(Part of a data file)
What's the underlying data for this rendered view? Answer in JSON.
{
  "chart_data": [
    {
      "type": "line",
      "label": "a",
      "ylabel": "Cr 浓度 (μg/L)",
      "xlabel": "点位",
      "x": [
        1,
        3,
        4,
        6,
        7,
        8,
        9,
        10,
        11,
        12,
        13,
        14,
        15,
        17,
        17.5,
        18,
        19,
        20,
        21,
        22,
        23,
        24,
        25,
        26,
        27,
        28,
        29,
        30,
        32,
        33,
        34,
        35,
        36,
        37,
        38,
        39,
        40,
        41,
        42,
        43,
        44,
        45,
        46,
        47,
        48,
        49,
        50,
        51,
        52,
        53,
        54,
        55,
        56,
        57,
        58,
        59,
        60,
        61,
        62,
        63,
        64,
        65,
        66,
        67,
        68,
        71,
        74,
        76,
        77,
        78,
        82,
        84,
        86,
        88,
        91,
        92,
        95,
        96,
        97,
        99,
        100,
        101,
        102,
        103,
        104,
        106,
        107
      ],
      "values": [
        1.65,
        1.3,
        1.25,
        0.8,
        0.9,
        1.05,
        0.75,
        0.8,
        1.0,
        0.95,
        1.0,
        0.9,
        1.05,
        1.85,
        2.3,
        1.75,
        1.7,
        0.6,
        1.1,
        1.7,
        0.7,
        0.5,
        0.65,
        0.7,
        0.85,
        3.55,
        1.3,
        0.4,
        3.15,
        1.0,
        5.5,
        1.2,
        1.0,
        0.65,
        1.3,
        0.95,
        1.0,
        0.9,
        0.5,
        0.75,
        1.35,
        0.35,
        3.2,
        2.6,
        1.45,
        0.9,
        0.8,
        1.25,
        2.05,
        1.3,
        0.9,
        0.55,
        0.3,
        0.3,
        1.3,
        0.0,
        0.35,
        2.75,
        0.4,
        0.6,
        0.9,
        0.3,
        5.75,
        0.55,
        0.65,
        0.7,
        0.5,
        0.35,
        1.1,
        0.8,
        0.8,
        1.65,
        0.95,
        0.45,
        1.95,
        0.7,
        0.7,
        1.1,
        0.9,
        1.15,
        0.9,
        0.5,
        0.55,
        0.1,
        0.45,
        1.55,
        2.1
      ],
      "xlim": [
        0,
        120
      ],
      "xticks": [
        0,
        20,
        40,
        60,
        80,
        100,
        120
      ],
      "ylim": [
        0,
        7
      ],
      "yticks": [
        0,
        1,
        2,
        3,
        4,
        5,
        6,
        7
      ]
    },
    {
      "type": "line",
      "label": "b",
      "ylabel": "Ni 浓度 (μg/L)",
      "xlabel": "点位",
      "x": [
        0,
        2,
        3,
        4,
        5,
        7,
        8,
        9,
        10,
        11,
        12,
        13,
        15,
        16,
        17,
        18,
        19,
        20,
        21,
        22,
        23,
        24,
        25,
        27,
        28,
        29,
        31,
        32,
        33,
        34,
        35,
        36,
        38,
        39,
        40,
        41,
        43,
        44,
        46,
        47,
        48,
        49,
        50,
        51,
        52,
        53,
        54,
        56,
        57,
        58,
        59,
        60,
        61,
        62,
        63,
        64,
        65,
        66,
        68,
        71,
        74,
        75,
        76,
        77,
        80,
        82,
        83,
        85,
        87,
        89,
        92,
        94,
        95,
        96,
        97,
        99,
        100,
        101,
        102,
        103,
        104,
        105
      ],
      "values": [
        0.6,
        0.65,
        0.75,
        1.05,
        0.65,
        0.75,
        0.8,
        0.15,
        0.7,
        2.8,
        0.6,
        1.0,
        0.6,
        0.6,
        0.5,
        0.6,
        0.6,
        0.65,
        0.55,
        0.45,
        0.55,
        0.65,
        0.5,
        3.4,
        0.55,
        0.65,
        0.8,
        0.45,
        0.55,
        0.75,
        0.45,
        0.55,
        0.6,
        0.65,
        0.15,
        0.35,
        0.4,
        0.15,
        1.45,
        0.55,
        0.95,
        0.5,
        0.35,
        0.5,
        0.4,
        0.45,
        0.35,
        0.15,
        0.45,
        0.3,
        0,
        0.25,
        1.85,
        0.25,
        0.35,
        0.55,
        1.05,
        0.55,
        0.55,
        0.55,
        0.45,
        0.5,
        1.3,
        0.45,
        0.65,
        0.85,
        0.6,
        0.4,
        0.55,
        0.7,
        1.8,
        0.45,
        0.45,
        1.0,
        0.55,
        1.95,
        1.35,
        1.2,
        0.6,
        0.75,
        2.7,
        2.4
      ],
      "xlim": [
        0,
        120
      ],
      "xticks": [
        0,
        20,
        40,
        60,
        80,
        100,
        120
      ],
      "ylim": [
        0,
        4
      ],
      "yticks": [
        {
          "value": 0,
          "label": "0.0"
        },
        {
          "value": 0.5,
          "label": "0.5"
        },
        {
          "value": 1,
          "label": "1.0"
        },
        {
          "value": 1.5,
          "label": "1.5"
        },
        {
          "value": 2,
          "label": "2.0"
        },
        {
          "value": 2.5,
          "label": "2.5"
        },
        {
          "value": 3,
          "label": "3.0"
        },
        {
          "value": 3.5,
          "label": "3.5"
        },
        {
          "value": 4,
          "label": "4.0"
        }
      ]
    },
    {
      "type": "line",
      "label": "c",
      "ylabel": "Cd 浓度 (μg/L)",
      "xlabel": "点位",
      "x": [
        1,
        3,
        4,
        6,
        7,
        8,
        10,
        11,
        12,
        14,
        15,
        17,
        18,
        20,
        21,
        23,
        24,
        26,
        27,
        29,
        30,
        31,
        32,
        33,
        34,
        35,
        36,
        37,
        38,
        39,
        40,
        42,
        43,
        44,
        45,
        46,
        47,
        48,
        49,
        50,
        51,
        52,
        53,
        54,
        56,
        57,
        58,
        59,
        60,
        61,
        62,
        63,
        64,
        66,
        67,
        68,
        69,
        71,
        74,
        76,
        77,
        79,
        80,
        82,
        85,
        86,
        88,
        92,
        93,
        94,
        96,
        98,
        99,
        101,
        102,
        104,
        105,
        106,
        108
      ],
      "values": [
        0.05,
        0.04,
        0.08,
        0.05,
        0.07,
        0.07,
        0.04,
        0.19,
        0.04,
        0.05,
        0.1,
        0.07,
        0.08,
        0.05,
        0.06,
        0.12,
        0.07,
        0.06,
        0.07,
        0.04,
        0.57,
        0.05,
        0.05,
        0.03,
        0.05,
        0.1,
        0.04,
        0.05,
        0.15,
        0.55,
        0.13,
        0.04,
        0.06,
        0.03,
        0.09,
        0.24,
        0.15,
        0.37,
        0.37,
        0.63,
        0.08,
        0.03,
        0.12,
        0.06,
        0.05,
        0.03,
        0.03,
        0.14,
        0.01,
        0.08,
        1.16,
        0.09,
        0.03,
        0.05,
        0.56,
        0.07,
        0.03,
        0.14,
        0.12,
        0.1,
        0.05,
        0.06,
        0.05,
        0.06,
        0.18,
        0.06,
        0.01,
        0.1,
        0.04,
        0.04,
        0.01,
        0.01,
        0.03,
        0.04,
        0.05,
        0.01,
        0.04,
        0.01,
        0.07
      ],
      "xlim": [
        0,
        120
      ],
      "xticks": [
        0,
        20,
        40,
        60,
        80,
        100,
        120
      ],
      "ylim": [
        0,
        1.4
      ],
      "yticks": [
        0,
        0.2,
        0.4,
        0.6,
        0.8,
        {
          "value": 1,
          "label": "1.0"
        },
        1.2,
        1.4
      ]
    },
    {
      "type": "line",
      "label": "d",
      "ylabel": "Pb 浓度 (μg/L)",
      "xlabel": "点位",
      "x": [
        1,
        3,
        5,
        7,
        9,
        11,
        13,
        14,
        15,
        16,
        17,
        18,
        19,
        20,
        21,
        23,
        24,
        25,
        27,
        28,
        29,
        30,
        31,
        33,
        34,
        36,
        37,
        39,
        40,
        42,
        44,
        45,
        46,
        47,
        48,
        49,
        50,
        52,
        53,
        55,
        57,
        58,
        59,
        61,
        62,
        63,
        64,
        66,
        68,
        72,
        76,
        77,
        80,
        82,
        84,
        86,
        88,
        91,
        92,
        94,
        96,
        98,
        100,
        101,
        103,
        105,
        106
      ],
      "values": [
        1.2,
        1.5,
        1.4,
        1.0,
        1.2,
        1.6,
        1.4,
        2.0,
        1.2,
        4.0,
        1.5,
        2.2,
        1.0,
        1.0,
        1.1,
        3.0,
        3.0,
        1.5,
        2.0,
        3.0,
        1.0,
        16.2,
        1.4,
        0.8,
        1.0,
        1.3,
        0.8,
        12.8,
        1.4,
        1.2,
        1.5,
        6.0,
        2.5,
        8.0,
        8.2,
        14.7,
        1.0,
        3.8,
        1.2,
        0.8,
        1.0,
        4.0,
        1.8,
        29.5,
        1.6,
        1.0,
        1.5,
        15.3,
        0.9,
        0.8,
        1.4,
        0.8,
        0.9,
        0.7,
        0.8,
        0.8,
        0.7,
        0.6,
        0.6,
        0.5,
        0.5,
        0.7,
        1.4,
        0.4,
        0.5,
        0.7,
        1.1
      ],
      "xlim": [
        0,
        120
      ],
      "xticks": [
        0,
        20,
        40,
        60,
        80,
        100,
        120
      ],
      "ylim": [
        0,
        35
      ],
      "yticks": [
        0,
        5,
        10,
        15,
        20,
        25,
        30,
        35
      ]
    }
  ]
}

(WHAT NEEDS TO BE DONE)
Scan the material for lines with the word "ylabel", and copy each line you find.

(THE OUTPUT)
      "ylabel": "Cr 浓度 (μg/L)",
      "ylabel": "Ni 浓度 (μg/L)",
      "ylabel": "Cd 浓度 (μg/L)",
      "ylabel": "Pb 浓度 (μg/L)",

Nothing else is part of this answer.